> [Task to complete]: What follows are records. Restate all of them word for word.

> [Supplied information]:

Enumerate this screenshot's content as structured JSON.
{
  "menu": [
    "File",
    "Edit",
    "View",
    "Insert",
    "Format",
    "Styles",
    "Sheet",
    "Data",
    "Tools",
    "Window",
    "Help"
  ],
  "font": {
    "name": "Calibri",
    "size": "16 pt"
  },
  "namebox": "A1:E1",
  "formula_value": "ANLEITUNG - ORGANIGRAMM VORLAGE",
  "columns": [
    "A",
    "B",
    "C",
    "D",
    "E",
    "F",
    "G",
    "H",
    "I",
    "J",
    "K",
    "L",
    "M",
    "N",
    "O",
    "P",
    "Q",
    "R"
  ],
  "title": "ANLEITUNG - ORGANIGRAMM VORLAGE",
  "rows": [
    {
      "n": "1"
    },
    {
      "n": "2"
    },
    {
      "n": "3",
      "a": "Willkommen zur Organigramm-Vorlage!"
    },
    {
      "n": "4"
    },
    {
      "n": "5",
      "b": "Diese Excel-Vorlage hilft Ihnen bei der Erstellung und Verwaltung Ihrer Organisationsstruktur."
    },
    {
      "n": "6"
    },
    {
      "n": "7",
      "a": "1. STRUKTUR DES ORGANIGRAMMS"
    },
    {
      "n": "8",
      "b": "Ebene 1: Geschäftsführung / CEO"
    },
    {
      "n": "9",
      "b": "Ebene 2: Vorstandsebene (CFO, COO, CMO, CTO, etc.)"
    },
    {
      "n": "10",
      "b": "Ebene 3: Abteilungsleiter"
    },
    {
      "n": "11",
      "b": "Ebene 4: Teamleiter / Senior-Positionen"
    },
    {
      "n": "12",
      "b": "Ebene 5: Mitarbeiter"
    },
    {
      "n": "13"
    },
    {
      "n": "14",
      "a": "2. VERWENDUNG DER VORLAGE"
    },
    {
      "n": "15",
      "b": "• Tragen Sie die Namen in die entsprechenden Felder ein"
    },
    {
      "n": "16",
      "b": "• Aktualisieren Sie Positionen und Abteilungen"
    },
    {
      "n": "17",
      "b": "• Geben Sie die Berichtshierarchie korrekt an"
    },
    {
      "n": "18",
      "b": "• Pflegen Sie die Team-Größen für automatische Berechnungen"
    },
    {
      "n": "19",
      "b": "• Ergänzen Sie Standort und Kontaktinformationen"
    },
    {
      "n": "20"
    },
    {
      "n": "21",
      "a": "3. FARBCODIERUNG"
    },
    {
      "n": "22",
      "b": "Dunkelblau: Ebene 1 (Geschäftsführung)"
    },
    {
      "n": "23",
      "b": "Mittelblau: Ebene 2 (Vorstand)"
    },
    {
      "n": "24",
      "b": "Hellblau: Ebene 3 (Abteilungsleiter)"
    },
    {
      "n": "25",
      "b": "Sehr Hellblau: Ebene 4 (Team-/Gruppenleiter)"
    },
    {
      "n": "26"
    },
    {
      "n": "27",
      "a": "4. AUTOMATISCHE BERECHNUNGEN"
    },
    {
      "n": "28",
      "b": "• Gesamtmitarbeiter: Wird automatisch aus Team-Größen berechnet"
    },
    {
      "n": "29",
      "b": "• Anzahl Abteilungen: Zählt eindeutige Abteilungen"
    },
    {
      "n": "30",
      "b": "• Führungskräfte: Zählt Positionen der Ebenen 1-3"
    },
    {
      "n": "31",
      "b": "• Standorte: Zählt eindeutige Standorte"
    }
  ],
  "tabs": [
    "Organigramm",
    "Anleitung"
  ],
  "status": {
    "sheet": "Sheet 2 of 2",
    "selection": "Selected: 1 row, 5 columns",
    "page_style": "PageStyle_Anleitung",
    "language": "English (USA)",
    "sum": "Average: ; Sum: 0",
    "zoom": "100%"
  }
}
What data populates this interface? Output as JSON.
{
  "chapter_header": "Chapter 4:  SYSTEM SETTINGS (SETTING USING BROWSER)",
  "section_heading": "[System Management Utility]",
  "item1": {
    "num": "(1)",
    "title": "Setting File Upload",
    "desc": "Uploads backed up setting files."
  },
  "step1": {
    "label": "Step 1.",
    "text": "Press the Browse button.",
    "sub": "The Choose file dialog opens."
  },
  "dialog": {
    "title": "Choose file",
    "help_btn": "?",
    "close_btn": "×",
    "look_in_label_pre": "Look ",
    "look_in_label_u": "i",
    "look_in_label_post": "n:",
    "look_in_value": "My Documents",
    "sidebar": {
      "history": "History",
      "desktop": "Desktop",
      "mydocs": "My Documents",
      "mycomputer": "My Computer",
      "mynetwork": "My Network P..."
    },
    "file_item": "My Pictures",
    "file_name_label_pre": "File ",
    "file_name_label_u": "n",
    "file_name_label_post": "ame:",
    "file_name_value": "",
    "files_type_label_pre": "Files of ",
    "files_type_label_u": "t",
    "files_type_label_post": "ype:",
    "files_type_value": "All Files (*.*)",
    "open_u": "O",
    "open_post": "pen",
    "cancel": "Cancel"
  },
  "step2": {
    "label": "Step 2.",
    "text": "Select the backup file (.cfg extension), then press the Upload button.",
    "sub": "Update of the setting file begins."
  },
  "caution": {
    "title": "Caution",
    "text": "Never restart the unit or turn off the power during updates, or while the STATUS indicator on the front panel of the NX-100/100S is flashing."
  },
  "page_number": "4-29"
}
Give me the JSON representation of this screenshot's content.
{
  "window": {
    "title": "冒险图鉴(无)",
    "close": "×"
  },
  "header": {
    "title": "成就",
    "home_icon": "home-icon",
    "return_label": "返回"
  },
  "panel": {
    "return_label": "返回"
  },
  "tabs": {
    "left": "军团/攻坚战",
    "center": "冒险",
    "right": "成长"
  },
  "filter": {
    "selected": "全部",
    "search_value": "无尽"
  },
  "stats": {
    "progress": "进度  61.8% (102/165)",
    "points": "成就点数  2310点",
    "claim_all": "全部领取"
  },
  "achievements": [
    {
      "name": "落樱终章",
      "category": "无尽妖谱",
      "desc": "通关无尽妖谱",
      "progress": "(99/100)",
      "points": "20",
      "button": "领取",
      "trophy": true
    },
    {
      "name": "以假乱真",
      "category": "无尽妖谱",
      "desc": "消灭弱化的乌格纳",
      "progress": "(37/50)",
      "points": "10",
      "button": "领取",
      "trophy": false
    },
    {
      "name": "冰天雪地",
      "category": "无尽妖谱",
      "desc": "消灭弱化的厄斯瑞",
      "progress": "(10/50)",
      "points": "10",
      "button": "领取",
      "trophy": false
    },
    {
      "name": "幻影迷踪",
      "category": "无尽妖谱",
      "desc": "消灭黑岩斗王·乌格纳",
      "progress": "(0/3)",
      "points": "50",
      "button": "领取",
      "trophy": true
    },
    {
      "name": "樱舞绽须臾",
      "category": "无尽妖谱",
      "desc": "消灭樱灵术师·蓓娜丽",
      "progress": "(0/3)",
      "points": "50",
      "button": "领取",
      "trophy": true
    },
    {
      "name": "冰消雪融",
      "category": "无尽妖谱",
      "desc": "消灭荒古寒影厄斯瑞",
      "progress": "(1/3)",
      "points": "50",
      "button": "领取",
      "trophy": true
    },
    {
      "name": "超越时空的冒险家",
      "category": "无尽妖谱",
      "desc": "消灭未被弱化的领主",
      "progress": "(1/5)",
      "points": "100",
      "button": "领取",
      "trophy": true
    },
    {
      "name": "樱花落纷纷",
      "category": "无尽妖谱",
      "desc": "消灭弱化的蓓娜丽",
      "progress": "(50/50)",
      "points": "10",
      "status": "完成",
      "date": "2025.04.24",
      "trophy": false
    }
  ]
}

> [Solution to the exercise]:
Enumerate this screenshot's content as structured JSON.
{
  "menu": [
    "File",
    "Edit",
    "View",
    "Insert",
    "Format",
    "Styles",
    "Sheet",
    "Data",
    "Tools",
    "Window",
    "Help"
  ],
  "font": {
    "name": "Calibri",
    "size": "16 pt"
  },
  "namebox": "A1:E1",
  "formula_value": "ANLEITUNG - ORGANIGRAMM VORLAGE",
  "columns": [
    "A",
    "B",
    "C",
    "D",
    "E",
    "F",
    "G",
    "H",
    "I",
    "J",
    "K",
    "L",
    "M",
    "N",
    "O",
    "P",
    "Q",
    "R"
  ],
  "title": "ANLEITUNG - ORGANIGRAMM VORLAGE",
  "rows": [
    {
      "n": "1"
    },
    {
      "n": "2"
    },
    {
      "n": "3",
      "a": "Willkommen zur Organigramm-Vorlage!"
    },
    {
      "n": "4"
    },
    {
      "n": "5",
      "b": "Diese Excel-Vorlage hilft Ihnen bei der Erstellung und Verwaltung Ihrer Organisationsstruktur."
    },
    {
      "n": "6"
    },
    {
      "n": "7",
      "a": "1. STRUKTUR DES ORGANIGRAMMS"
    },
    {
      "n": "8",
      "b": "Ebene 1: Geschäftsführung / CEO"
    },
    {
      "n": "9",
      "b": "Ebene 2: Vorstandsebene (CFO, COO, CMO, CTO, etc.)"
    },
    {
      "n": "10",
      "b": "Ebene 3: Abteilungsleiter"
    },
    {
      "n": "11",
      "b": "Ebene 4: Teamleiter / Senior-Positionen"
    },
    {
      "n": "12",
      "b": "Ebene 5: Mitarbeiter"
    },
    {
      "n": "13"
    },
    {
      "n": "14",
      "a": "2. VERWENDUNG DER VORLAGE"
    },
    {
      "n": "15",
      "b": "• Tragen Sie die Namen in die entsprechenden Felder ein"
    },
    {
      "n": "16",
      "b": "• Aktualisieren Sie Positionen und Abteilungen"
    },
    {
      "n": "17",
      "b": "• Geben Sie die Berichtshierarchie korrekt an"
    },
    {
      "n": "18",
      "b": "• Pflegen Sie die Team-Größen für automatische Berechnungen"
    },
    {
      "n": "19",
      "b": "• Ergänzen Sie Standort und Kontaktinformationen"
    },
    {
      "n": "20"
    },
    {
      "n": "21",
      "a": "3. FARBCODIERUNG"
    },
    {
      "n": "22",
      "b": "Dunkelblau: Ebene 1 (Geschäftsführung)"
    },
    {
      "n": "23",
      "b": "Mittelblau: Ebene 2 (Vorstand)"
    },
    {
      "n": "24",
      "b": "Hellblau: Ebene 3 (Abteilungsleiter)"
    },
    {
      "n": "25",
      "b": "Sehr Hellblau: Ebene 4 (Team-/Gruppenleiter)"
    },
    {
      "n": "26"
    },
    {
      "n": "27",
      "a": "4. AUTOMATISCHE BERECHNUNGEN"
    },
    {
      "n": "28",
      "b": "• Gesamtmitarbeiter: Wird automatisch aus Team-Größen berechnet"
    },
    {
      "n": "29",
      "b": "• Anzahl Abteilungen: Zählt eindeutige Abteilungen"
    },
    {
      "n": "30",
      "b": "• Führungskräfte: Zählt Positionen der Ebenen 1-3"
    },
    {
      "n": "31",
      "b": "• Standorte: Zählt eindeutige Standorte"
    }
  ],
  "tabs": [
    "Organigramm",
    "Anleitung"
  ],
  "status": {
    "sheet": "Sheet 2 of 2",
    "selection": "Selected: 1 row, 5 columns",
    "page_style": "PageStyle_Anleitung",
    "language": "English (USA)",
    "sum": "Average: ; Sum: 0",
    "zoom": "100%"
  }
}
What data populates this interface? Output as JSON.
{
  "chapter_header": "Chapter 4:  SYSTEM SETTINGS (SETTING USING BROWSER)",
  "section_heading": "[System Management Utility]",
  "item1": {
    "num": "(1)",
    "title": "Setting File Upload",
    "desc": "Uploads backed up setting files."
  },
  "step1": {
    "label": "Step 1.",
    "text": "Press the Browse button.",
    "sub": "The Choose file dialog opens."
  },
  "dialog": {
    "title": "Choose file",
    "help_btn": "?",
    "close_btn": "×",
    "look_in_label_pre": "Look ",
    "look_in_label_u": "i",
    "look_in_label_post": "n:",
    "look_in_value": "My Documents",
    "sidebar": {
      "history": "History",
      "desktop": "Desktop",
      "mydocs": "My Documents",
      "mycomputer": "My Computer",
      "mynetwork": "My Network P..."
    },
    "file_item": "My Pictures",
    "file_name_label_pre": "File ",
    "file_name_label_u": "n",
    "file_name_label_post": "ame:",
    "file_name_value": "",
    "files_type_label_pre": "Files of ",
    "files_type_label_u": "t",
    "files_type_label_post": "ype:",
    "files_type_value": "All Files (*.*)",
    "open_u": "O",
    "open_post": "pen",
    "cancel": "Cancel"
  },
  "step2": {
    "label": "Step 2.",
    "text": "Select the backup file (.cfg extension), then press the Upload button.",
    "sub": "Update of the setting file begins."
  },
  "caution": {
    "title": "Caution",
    "text": "Never restart the unit or turn off the power during updates, or while the STATUS indicator on the front panel of the NX-100/100S is flashing."
  },
  "page_number": "4-29"
}
Give me the JSON representation of this screenshot's content.
{
  "window": {
    "title": "冒险图鉴(无)",
    "close": "×"
  },
  "header": {
    "title": "成就",
    "home_icon": "home-icon",
    "return_label": "返回"
  },
  "panel": {
    "return_label": "返回"
  },
  "tabs": {
    "left": "军团/攻坚战",
    "center": "冒险",
    "right": "成长"
  },
  "filter": {
    "selected": "全部",
    "search_value": "无尽"
  },
  "stats": {
    "progress": "进度  61.8% (102/165)",
    "points": "成就点数  2310点",
    "claim_all": "全部领取"
  },
  "achievements": [
    {
      "name": "落樱终章",
      "category": "无尽妖谱",
      "desc": "通关无尽妖谱",
      "progress": "(99/100)",
      "points": "20",
      "button": "领取",
      "trophy": true
    },
    {
      "name": "以假乱真",
      "category": "无尽妖谱",
      "desc": "消灭弱化的乌格纳",
      "progress": "(37/50)",
      "points": "10",
      "button": "领取",
      "trophy": false
    },
    {
      "name": "冰天雪地",
      "category": "无尽妖谱",
      "desc": "消灭弱化的厄斯瑞",
      "progress": "(10/50)",
      "points": "10",
      "button": "领取",
      "trophy": false
    },
    {
      "name": "幻影迷踪",
      "category": "无尽妖谱",
      "desc": "消灭黑岩斗王·乌格纳",
      "progress": "(0/3)",
      "points": "50",
      "button": "领取",
      "trophy": true
    },
    {
      "name": "樱舞绽须臾",
      "category": "无尽妖谱",
      "desc": "消灭樱灵术师·蓓娜丽",
      "progress": "(0/3)",
      "points": "50",
      "button": "领取",
      "trophy": true
    },
    {
      "name": "冰消雪融",
      "category": "无尽妖谱",
      "desc": "消灭荒古寒影厄斯瑞",
      "progress": "(1/3)",
      "points": "50",
      "button": "领取",
      "trophy": true
    },
    {
      "name": "超越时空的冒险家",
      "category": "无尽妖谱",
      "desc": "消灭未被弱化的领主",
      "progress": "(1/5)",
      "points": "100",
      "button": "领取",
      "trophy": true
    },
    {
      "name": "樱花落纷纷",
      "category": "无尽妖谱",
      "desc": "消灭弱化的蓓娜丽",
      "progress": "(50/50)",
      "points": "10",
      "status": "完成",
      "date": "2025.04.24",
      "trophy": false
    }
  ]
}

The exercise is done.